• **Goal**
A faithful transcription of all the data is required.

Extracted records
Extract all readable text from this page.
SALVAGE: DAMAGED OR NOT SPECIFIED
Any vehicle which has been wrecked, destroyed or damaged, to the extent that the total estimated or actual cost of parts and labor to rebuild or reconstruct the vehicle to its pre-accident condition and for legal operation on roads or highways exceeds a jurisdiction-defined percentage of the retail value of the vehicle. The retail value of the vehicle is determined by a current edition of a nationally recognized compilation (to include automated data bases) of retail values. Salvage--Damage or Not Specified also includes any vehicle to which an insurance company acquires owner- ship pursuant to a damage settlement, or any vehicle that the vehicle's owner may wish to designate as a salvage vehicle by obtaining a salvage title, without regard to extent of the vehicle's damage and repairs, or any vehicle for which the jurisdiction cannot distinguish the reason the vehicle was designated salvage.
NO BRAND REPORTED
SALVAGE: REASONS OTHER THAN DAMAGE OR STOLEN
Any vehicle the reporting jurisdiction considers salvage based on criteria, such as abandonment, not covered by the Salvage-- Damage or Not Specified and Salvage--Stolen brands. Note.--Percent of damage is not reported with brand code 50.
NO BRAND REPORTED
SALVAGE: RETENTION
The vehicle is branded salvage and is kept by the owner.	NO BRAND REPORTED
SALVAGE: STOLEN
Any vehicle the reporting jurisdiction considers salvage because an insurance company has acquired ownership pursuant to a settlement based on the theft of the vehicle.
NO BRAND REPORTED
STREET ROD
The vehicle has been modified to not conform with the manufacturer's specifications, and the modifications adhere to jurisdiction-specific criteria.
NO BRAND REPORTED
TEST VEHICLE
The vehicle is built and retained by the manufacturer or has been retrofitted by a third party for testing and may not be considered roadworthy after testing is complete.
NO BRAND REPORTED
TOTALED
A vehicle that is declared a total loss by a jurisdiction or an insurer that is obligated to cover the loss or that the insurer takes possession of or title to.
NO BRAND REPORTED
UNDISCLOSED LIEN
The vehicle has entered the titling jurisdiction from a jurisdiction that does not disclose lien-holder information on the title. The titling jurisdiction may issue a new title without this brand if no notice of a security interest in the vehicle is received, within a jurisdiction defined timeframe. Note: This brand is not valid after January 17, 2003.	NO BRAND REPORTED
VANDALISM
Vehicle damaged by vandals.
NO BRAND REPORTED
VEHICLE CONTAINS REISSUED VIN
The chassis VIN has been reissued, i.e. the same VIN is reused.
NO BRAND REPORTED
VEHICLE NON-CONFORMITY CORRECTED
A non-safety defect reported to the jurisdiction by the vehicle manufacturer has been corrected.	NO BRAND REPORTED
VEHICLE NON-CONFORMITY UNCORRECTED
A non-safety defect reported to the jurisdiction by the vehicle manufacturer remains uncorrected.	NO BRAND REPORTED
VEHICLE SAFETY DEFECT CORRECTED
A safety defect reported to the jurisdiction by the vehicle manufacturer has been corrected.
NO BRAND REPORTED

• **The solution**
Extract all readable text from this page.
SALVAGE: DAMAGED OR NOT SPECIFIED
Any vehicle which has been wrecked, destroyed or damaged, to the extent that the total estimated or actual cost of parts and labor to rebuild or reconstruct the vehicle to its pre-accident condition and for legal operation on roads or highways exceeds a jurisdiction-defined percentage of the retail value of the vehicle. The retail value of the vehicle is determined by a current edition of a nationally recognized compilation (to include automated data bases) of retail values. Salvage--Damage or Not Specified also includes any vehicle to which an insurance company acquires owner- ship pursuant to a damage settlement, or any vehicle that the vehicle's owner may wish to designate as a salvage vehicle by obtaining a salvage title, without regard to extent of the vehicle's damage and repairs, or any vehicle for which the jurisdiction cannot distinguish the reason the vehicle was designated salvage.
NO BRAND REPORTED
SALVAGE: REASONS OTHER THAN DAMAGE OR STOLEN
Any vehicle the reporting jurisdiction considers salvage based on criteria, such as abandonment, not covered by the Salvage-- Damage or Not Specified and Salvage--Stolen brands. Note.--Percent of damage is not reported with brand code 50.
NO BRAND REPORTED
SALVAGE: RETENTION
The vehicle is branded salvage and is kept by the owner.	NO BRAND REPORTED
SALVAGE: STOLEN
Any vehicle the reporting jurisdiction considers salvage because an insurance company has acquired ownership pursuant to a settlement based on the theft of the vehicle.
NO BRAND REPORTED
STREET ROD
The vehicle has been modified to not conform with the manufacturer's specifications, and the modifications adhere to jurisdiction-specific criteria.
NO BRAND REPORTED
TEST VEHICLE
The vehicle is built and retained by the manufacturer or has been retrofitted by a third party for testing and may not be considered roadworthy after testing is complete.
NO BRAND REPORTED
TOTALED
A vehicle that is declared a total loss by a jurisdiction or an insurer that is obligated to cover the loss or that the insurer takes possession of or title to.
NO BRAND REPORTED
UNDISCLOSED LIEN
The vehicle has entered the titling jurisdiction from a jurisdiction that does not disclose lien-holder information on the title. The titling jurisdiction may issue a new title without this brand if no notice of a security interest in the vehicle is received, within a jurisdiction defined timeframe. Note: This brand is not valid after January 17, 2003.	NO BRAND REPORTED
VANDALISM
Vehicle damaged by vandals.
NO BRAND REPORTED
VEHICLE CONTAINS REISSUED VIN
The chassis VIN has been reissued, i.e. the same VIN is reused.
NO BRAND REPORTED
VEHICLE NON-CONFORMITY CORRECTED
A non-safety defect reported to the jurisdiction by the vehicle manufacturer has been corrected.	NO BRAND REPORTED
VEHICLE NON-CONFORMITY UNCORRECTED
A non-safety defect reported to the jurisdiction by the vehicle manufacturer remains uncorrected.	NO BRAND REPORTED
VEHICLE SAFETY DEFECT CORRECTED
A safety defect reported to the jurisdiction by the vehicle manufacturer has been corrected.
NO BRAND REPORTED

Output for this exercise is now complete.